*Your instructions*
Below are the records; collect from them each line containing the string "Roberto".

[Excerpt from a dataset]
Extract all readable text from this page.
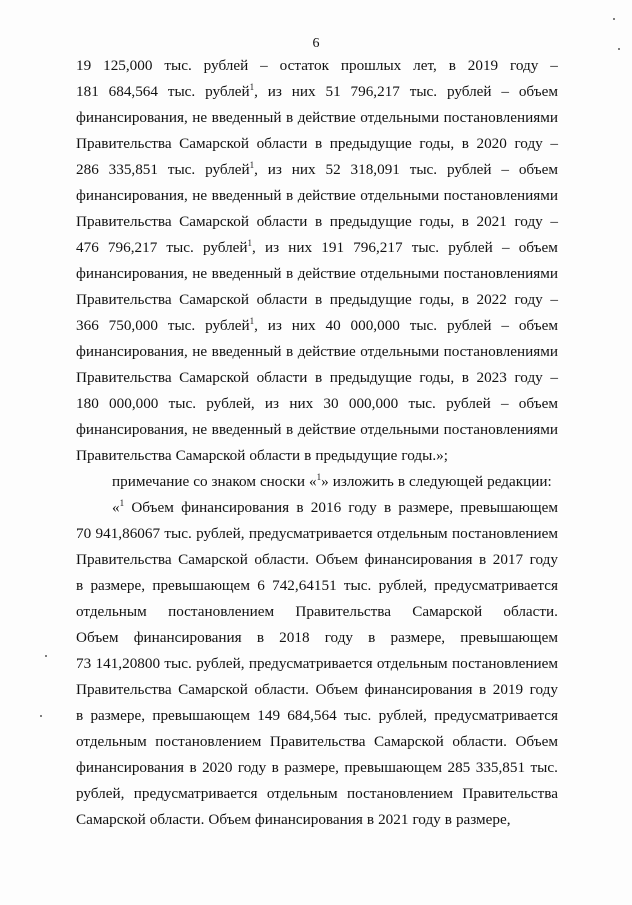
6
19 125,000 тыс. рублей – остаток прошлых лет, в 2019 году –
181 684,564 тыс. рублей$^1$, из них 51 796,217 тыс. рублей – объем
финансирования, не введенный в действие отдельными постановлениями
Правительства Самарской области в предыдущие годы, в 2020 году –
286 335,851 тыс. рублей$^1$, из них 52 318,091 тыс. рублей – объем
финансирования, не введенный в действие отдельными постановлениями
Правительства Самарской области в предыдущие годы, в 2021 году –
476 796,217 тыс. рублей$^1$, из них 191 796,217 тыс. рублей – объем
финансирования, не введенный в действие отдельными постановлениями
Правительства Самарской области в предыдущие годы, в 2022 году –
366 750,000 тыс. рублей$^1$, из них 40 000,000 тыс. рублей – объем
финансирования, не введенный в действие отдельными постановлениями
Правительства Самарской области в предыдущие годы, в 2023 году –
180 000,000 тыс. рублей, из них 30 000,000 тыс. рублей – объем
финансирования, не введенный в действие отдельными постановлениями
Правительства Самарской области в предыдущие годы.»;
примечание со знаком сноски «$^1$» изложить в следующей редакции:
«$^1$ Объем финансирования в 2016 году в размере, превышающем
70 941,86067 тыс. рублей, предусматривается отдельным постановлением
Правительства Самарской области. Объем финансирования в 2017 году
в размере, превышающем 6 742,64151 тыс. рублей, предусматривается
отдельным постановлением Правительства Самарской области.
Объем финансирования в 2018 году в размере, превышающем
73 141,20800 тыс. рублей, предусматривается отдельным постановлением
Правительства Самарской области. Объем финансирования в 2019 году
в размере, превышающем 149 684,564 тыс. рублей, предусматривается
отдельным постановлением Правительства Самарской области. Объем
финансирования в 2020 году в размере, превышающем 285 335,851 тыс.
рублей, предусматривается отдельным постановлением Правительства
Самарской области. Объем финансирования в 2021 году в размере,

==

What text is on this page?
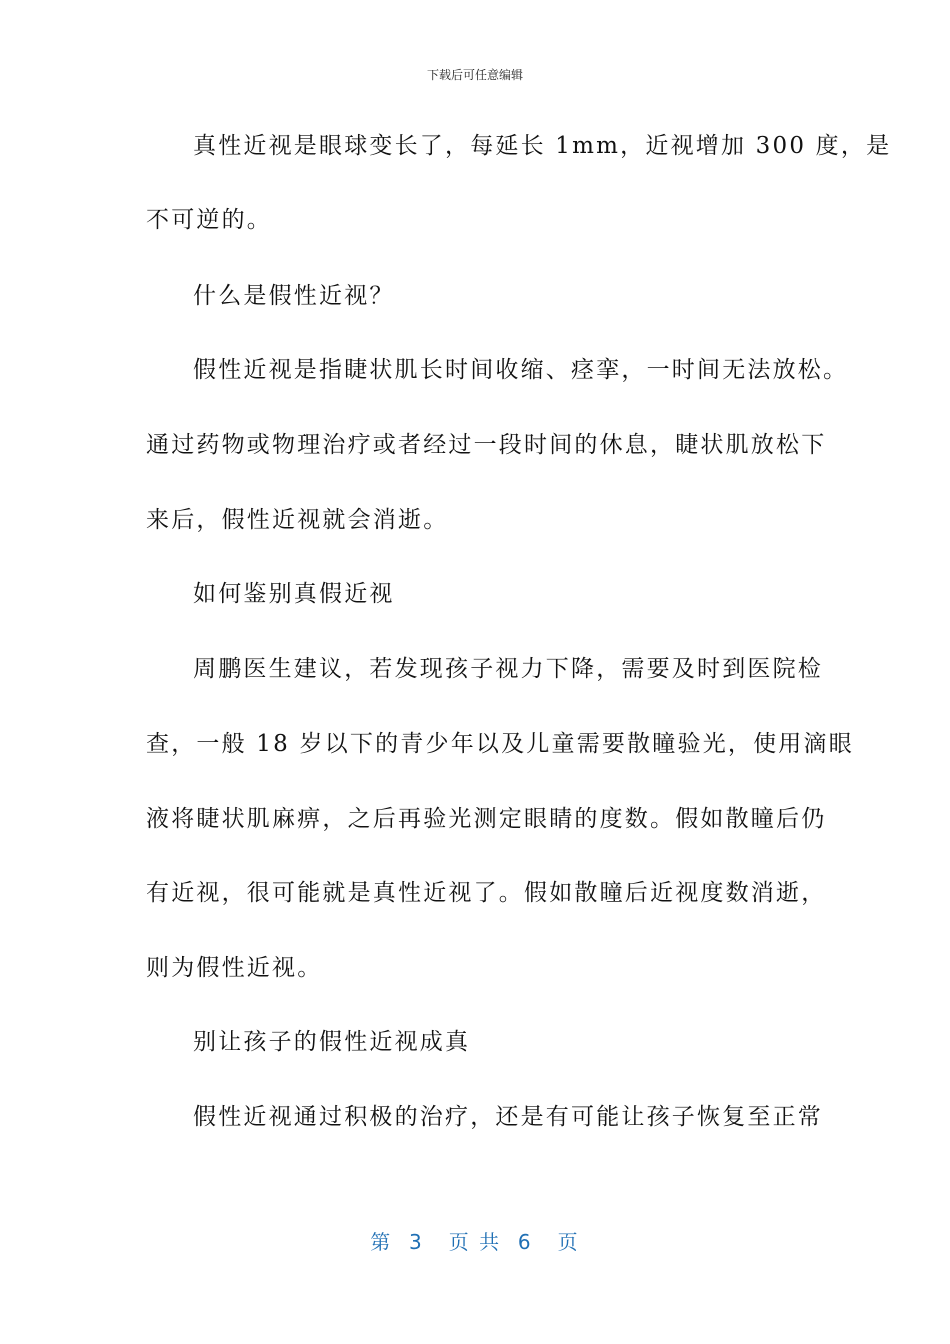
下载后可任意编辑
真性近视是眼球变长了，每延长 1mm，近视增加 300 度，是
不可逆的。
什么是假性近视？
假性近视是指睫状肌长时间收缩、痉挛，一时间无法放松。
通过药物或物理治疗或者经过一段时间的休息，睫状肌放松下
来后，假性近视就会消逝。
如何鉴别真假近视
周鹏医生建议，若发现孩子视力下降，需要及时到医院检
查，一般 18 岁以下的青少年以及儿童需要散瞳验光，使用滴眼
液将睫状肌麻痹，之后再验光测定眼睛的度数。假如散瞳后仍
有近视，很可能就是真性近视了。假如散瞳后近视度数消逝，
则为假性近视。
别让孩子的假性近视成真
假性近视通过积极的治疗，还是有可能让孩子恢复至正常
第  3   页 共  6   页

--

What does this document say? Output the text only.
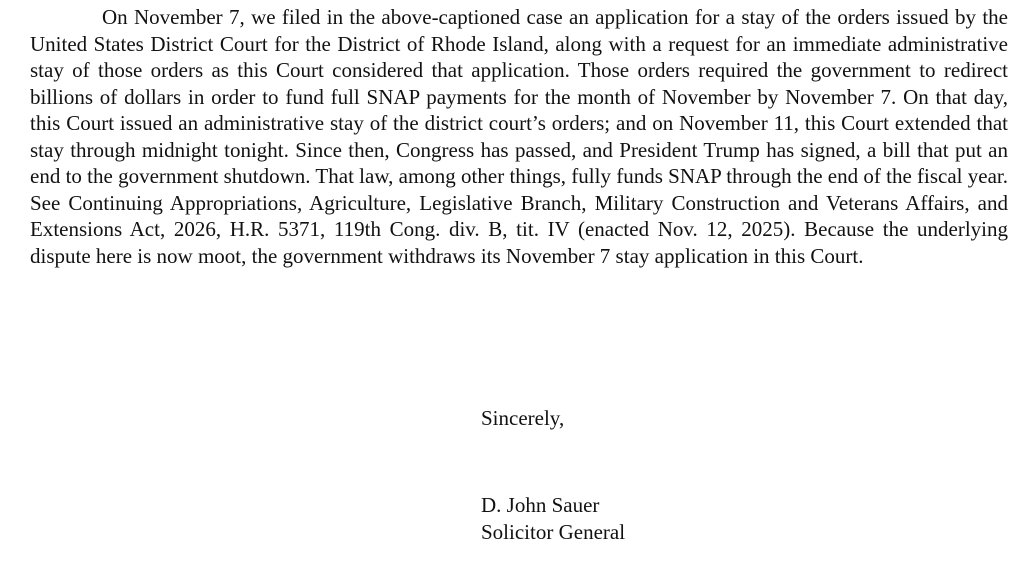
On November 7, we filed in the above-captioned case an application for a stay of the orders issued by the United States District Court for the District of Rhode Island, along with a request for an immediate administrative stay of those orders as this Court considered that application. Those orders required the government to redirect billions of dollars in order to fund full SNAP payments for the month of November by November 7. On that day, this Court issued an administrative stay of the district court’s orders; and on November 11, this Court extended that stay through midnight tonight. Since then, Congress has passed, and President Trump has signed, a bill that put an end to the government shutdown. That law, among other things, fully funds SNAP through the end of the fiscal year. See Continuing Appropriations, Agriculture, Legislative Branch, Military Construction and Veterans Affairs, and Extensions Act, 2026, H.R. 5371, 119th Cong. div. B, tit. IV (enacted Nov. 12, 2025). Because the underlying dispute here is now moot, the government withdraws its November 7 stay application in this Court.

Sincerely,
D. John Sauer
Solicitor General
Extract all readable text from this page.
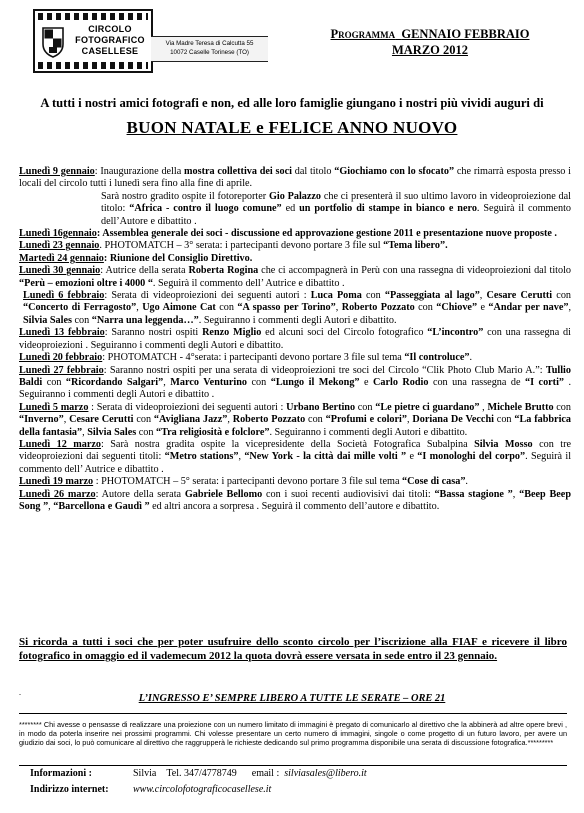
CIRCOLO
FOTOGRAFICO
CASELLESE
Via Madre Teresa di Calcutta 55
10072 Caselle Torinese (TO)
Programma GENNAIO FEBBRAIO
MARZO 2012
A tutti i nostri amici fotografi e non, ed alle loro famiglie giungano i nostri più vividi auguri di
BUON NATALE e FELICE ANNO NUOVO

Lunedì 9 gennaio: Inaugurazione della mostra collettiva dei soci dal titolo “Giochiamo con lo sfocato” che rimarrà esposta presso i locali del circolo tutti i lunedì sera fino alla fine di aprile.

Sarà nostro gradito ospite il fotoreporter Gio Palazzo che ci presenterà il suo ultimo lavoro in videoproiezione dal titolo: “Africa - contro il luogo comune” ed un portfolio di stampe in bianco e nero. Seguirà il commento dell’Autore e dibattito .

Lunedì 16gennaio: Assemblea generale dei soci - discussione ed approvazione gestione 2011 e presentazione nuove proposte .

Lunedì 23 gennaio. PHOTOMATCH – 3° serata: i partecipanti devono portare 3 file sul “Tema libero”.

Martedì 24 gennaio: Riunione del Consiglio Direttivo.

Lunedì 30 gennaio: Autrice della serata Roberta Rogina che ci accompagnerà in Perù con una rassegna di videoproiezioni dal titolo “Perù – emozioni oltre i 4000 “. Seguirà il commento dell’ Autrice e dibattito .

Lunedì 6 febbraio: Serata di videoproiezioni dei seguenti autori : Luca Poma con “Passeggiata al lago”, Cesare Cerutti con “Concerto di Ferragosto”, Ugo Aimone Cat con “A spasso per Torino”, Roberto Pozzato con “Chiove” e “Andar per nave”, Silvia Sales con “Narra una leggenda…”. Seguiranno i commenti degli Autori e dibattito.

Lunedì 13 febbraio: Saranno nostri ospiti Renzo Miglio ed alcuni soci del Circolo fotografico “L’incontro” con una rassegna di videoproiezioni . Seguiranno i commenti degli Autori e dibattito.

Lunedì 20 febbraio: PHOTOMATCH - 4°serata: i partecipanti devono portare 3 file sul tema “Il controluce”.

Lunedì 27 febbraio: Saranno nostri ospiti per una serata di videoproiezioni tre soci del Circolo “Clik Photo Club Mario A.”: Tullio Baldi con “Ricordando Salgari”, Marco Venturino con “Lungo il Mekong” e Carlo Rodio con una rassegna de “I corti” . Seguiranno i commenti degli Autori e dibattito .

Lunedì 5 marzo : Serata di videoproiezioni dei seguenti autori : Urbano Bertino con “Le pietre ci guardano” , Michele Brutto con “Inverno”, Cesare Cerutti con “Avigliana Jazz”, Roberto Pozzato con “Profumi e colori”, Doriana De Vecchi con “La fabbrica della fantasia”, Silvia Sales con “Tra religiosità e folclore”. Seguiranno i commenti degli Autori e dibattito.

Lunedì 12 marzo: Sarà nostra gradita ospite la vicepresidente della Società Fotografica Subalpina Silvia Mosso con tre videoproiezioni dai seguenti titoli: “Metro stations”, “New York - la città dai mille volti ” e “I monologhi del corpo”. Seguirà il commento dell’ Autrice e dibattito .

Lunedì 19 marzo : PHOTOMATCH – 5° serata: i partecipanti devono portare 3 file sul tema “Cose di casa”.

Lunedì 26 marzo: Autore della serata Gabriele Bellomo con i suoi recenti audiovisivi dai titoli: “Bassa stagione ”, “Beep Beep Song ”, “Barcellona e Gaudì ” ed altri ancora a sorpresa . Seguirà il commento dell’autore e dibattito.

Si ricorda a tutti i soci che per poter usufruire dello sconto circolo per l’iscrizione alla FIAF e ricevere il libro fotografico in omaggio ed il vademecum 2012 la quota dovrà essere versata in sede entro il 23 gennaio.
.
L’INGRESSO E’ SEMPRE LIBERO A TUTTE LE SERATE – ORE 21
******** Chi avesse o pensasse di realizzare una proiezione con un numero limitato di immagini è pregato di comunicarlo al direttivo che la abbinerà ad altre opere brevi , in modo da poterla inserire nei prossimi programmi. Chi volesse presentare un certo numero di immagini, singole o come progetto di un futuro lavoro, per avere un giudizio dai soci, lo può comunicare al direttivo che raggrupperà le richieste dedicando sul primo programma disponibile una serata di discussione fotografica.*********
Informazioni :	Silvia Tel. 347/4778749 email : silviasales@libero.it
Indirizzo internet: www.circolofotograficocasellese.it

*Exercise response*
Lunedì 6 febbraio: Serata di videoproiezioni dei seguenti autori : Luca Poma con “Passeggiata al lago”, Cesare Cerutti con “Concerto di Ferragosto”, Ugo Aimone Cat con “A spasso per Torino”, Roberto Pozzato con “Chiove” e “Andar per nave”, Silvia Sales con “Narra una leggenda…”. Seguiranno i commenti degli Autori e dibattito.
Lunedì 5 marzo : Serata di videoproiezioni dei seguenti autori : Urbano Bertino con “Le pietre ci guardano” , Michele Brutto con “Inverno”, Cesare Cerutti con “Avigliana Jazz”, Roberto Pozzato con “Profumi e colori”, Doriana De Vecchi con “La fabbrica della fantasia”, Silvia Sales con “Tra religiosità e folclore”. Seguiranno i commenti degli Autori e dibattito.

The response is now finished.